%%

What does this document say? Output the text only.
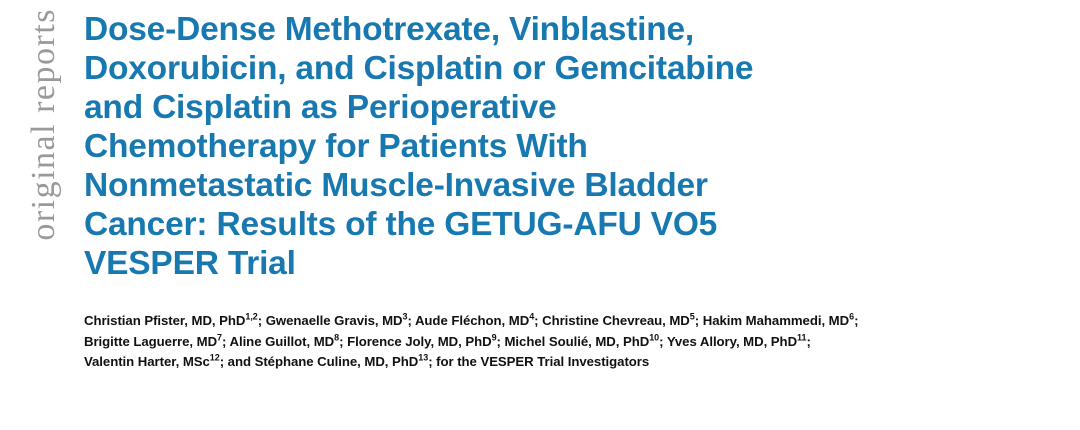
original reports Dose-Dense Methotrexate, Vinblastine, Doxorubicin, and Cisplatin or Gemcitabine and Cisplatin as Perioperative Chemotherapy for Patients With Nonmetastatic Muscle-Invasive Bladder Cancer: Results of the GETUG-AFU VO5 VESPER Trial
Christian Pfister, MD, PhD$^{1,2}$; Gwenaelle Gravis, $MD^3$; Aude Fléchon, $MD^4$; Christine Chevreau, $MD^5$; Hakim Mahammedi, $MD^6$;
Brigitte Laguerre, $MD^7$; Aline Guillot, $MD^8$; Florence Joly, MD, PhD$^9$; Michel Soulié, MD, PhD$^{10}$; Yves Allory, MD, PhD$^{11}$;
Valentin Harter, MSc$^{12}$; and Stéphane Culine, MD, PhD$^{13}$; for the VESPER Trial Investigators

%%

*Instructions for the task:* Select and copy each line from the data that includes the word "Trial".

*Problem solution:*
original reports Dose-Dense Methotrexate, Vinblastine, Doxorubicin, and Cisplatin or Gemcitabine and Cisplatin as Perioperative Chemotherapy for Patients With Nonmetastatic Muscle-Invasive Bladder Cancer: Results of the GETUG-AFU VO5 VESPER Trial
Valentin Harter, MSc$^{12}$; and Stéphane Culine, MD, PhD$^{13}$; for the VESPER Trial Investigators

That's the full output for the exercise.